Find the string "example" in the entries and copy each line that has it.

### Supplied entries

╔══

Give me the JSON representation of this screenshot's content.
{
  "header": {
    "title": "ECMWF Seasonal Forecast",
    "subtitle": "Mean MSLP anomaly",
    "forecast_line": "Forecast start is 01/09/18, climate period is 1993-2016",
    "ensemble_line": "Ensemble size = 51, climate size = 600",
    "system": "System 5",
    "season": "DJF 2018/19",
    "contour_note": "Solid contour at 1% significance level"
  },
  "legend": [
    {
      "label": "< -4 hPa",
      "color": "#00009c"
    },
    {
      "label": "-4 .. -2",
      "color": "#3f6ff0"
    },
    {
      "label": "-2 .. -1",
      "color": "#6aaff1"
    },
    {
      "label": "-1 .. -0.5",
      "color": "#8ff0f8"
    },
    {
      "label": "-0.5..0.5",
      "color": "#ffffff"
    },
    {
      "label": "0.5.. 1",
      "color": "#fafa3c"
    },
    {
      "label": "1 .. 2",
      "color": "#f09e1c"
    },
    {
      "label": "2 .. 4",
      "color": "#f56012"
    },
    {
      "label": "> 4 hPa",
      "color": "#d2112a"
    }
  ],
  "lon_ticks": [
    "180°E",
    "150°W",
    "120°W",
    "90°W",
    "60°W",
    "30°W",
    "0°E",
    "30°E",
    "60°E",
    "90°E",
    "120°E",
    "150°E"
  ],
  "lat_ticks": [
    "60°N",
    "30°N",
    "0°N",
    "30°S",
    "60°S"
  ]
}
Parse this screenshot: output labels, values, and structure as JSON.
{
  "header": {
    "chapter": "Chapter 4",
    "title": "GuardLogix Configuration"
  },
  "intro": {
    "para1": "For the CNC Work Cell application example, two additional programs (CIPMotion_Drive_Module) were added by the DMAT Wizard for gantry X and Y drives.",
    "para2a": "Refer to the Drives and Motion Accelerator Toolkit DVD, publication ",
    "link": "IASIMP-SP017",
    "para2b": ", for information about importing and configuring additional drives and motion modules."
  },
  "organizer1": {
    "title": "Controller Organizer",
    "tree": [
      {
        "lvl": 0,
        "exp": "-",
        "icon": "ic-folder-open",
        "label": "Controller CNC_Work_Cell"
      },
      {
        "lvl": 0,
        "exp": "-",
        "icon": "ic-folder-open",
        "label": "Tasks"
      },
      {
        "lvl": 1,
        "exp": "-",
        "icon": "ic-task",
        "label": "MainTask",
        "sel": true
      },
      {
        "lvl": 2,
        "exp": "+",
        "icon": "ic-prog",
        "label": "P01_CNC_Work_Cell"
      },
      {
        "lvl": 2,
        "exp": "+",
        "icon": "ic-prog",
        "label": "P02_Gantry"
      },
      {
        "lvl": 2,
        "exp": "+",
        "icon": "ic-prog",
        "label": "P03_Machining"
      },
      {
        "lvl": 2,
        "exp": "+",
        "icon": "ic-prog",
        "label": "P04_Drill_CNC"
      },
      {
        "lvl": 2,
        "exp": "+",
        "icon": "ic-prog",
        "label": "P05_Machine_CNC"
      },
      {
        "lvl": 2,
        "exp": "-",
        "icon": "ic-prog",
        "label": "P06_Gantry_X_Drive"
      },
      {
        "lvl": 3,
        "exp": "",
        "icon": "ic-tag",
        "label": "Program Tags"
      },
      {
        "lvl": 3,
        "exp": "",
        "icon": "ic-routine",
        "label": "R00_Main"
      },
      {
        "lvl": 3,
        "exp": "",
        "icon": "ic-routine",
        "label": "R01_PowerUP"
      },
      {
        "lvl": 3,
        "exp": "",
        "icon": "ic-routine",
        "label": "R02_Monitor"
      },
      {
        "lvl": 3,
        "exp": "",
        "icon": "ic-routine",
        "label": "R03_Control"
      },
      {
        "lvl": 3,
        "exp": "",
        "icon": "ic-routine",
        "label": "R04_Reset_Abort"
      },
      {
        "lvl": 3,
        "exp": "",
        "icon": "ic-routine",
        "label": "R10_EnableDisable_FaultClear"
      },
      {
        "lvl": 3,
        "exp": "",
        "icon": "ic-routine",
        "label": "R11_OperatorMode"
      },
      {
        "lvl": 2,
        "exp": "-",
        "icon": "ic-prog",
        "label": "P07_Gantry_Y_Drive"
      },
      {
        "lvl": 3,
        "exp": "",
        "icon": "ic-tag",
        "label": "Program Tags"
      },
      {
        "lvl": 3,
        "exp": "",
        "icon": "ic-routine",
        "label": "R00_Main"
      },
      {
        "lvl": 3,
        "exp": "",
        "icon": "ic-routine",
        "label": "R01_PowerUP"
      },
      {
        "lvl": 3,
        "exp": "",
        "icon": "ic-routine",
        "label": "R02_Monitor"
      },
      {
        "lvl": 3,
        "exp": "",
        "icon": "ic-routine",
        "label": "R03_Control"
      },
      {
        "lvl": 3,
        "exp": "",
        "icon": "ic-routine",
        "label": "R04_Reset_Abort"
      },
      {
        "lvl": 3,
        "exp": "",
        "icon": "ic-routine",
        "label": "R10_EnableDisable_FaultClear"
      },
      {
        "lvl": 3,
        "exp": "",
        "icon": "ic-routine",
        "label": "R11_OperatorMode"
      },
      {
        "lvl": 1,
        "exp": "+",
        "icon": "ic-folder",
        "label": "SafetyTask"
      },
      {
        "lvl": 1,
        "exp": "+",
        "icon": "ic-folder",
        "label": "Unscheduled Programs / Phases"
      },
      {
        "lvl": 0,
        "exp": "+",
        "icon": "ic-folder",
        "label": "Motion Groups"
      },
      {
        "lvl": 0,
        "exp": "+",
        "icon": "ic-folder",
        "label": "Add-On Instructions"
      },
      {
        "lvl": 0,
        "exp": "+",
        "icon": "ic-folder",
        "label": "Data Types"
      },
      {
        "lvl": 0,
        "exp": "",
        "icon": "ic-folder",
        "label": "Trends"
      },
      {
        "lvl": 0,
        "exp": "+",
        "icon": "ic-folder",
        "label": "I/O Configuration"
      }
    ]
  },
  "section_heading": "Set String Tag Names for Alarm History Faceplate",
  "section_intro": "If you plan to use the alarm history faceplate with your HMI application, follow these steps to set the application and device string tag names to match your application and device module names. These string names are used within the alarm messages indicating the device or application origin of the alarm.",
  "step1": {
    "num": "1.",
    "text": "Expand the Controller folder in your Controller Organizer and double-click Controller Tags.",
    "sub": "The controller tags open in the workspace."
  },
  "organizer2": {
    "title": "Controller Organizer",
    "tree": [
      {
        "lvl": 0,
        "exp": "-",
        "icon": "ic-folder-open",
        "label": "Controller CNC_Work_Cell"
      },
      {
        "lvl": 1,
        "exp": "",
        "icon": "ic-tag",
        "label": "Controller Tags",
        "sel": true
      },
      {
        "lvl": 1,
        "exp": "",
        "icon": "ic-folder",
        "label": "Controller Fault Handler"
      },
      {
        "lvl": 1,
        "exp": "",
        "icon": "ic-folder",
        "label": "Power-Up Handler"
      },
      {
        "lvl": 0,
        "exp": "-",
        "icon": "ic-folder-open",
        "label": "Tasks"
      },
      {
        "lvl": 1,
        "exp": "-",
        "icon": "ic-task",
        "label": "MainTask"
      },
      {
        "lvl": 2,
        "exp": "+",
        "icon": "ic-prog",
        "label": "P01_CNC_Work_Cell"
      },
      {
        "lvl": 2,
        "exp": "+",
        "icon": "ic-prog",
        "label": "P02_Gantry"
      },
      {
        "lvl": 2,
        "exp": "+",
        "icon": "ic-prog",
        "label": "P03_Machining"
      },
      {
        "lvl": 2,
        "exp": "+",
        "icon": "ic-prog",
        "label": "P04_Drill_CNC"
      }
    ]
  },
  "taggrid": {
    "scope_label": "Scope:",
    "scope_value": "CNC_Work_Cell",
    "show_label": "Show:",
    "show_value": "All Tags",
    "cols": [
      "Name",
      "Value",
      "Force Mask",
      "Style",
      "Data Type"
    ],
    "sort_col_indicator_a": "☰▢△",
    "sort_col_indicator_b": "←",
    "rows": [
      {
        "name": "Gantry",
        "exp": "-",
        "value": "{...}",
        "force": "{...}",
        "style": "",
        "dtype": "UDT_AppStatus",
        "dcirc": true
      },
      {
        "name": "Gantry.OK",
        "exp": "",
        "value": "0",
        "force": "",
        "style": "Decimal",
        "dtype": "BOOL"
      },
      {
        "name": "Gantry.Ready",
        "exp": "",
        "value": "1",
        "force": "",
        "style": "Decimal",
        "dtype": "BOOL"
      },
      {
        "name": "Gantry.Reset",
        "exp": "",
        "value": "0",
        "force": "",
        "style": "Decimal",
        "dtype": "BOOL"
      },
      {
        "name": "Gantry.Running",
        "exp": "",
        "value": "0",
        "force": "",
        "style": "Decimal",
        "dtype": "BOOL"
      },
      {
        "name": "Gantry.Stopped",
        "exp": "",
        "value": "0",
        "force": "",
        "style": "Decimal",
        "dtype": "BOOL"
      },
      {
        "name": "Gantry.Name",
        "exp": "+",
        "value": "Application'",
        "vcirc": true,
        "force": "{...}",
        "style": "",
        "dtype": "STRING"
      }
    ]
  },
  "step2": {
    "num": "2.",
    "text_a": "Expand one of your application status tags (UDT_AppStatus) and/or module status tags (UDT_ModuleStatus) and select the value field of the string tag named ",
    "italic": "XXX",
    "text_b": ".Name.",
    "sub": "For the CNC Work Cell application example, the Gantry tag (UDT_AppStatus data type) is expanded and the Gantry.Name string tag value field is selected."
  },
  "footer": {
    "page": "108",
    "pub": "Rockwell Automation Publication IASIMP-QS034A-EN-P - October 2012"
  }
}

╚══

### Correct response
    "para1": "For the CNC Work Cell application example, two additional programs (CIPMotion_Drive_Module) were added by the DMAT Wizard for gantry X and Y drives.",
    "sub": "For the CNC Work Cell application example, the Gantry tag (UDT_AppStatus data type) is expanded and the Gantry.Name string tag value field is selected."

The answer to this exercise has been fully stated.